PROVIDED RECORDS ->

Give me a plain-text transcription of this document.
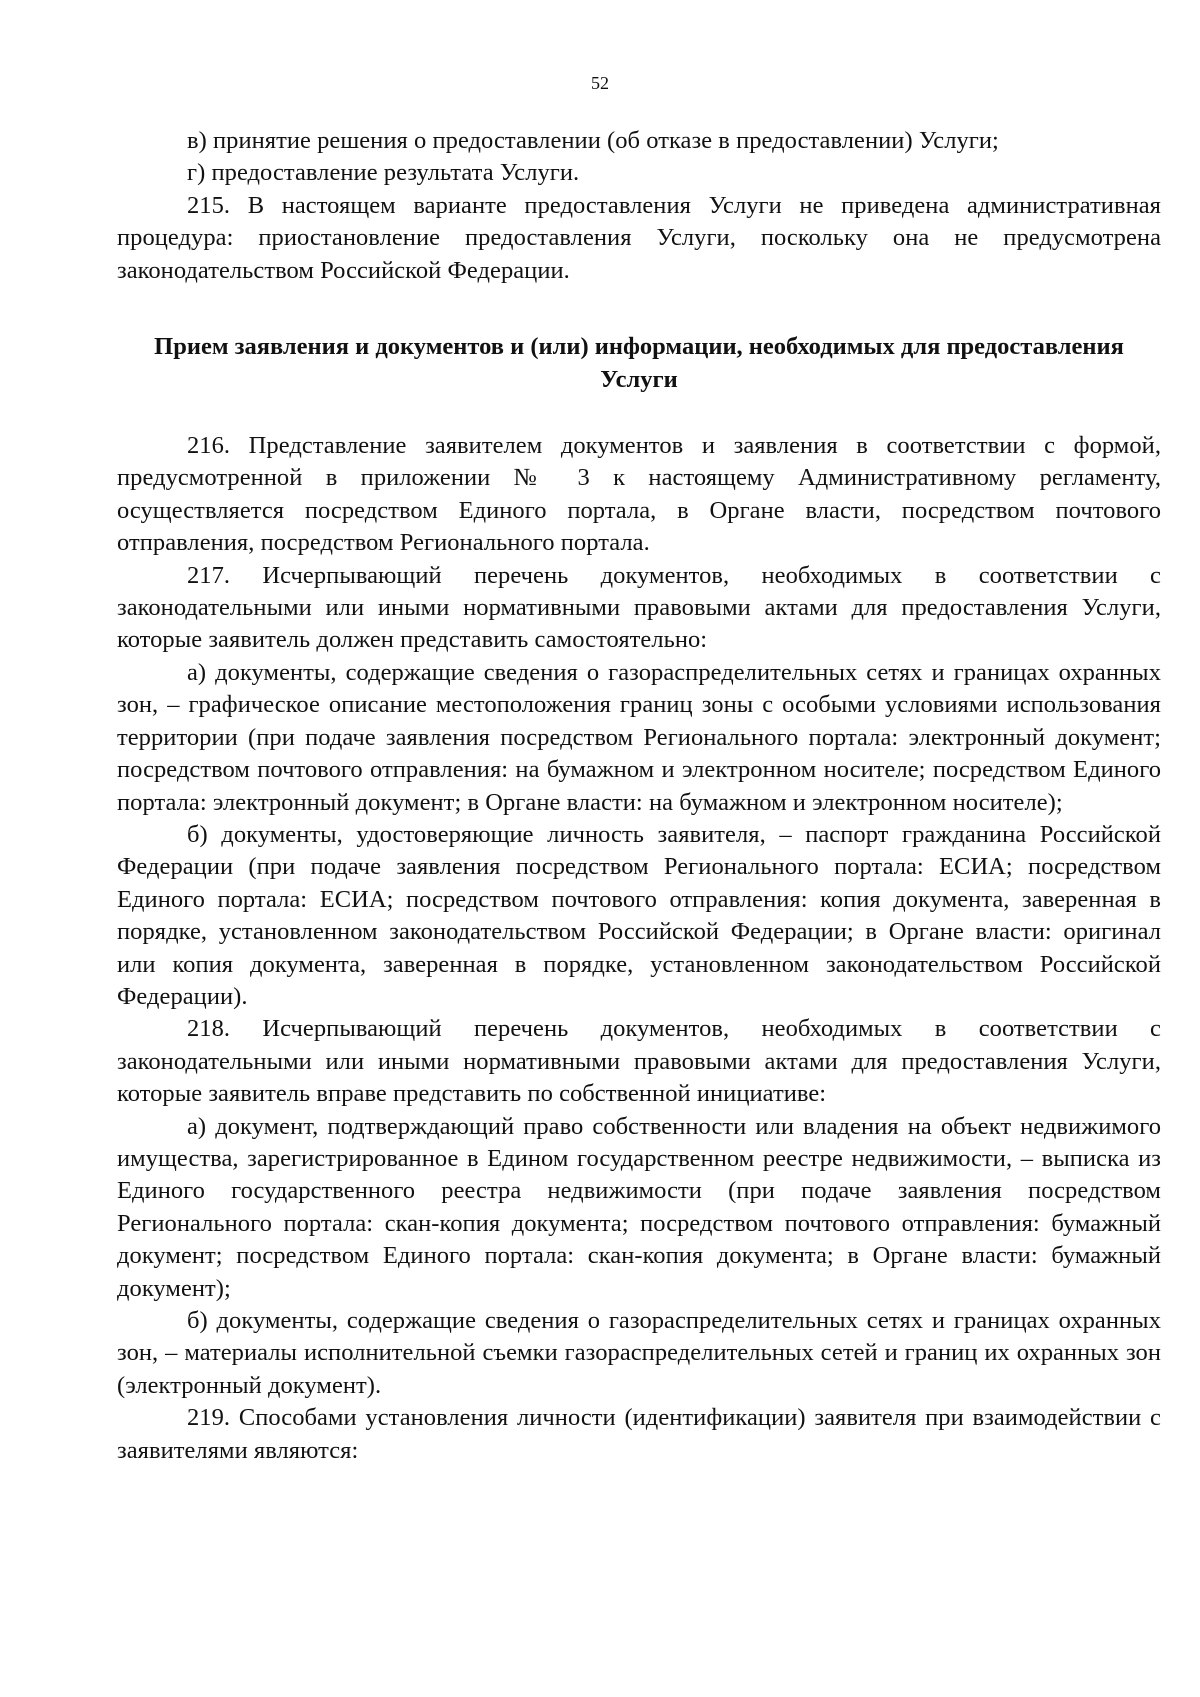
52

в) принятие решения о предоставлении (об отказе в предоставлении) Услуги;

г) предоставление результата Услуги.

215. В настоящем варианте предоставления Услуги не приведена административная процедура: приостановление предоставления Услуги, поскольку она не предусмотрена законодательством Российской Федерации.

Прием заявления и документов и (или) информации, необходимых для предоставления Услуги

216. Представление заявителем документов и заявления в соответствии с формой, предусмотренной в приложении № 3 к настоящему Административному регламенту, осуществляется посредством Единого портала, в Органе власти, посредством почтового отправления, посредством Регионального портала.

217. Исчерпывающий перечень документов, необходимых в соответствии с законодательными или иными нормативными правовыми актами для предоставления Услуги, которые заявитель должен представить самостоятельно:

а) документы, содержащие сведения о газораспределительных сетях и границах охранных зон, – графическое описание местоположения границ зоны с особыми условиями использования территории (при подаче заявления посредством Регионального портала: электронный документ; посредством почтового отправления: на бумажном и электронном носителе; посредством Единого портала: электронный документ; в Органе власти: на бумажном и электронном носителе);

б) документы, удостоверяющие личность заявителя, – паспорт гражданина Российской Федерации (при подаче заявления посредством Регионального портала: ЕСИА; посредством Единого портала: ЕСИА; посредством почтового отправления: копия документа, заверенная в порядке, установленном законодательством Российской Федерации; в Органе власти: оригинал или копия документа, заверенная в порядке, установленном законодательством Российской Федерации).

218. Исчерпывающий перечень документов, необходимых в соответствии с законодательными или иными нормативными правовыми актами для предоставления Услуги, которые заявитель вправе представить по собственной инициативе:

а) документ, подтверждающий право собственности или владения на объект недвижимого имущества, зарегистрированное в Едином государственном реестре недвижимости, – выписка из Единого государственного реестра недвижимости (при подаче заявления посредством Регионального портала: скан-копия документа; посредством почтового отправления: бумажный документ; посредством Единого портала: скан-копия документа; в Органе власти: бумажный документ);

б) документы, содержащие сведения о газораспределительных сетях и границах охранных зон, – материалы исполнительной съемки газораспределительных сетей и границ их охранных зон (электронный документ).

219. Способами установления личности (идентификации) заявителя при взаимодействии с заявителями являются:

EXERCISE BRIEF ->
Pull out every line containing "актами".

ANSWER ->
217. Исчерпывающий перечень документов, необходимых в соответствии с законодательными или иными нормативными правовыми актами для предоставления Услуги, которые заявитель должен представить самостоятельно:
218. Исчерпывающий перечень документов, необходимых в соответствии с законодательными или иными нормативными правовыми актами для предоставления Услуги, которые заявитель вправе представить по собственной инициативе:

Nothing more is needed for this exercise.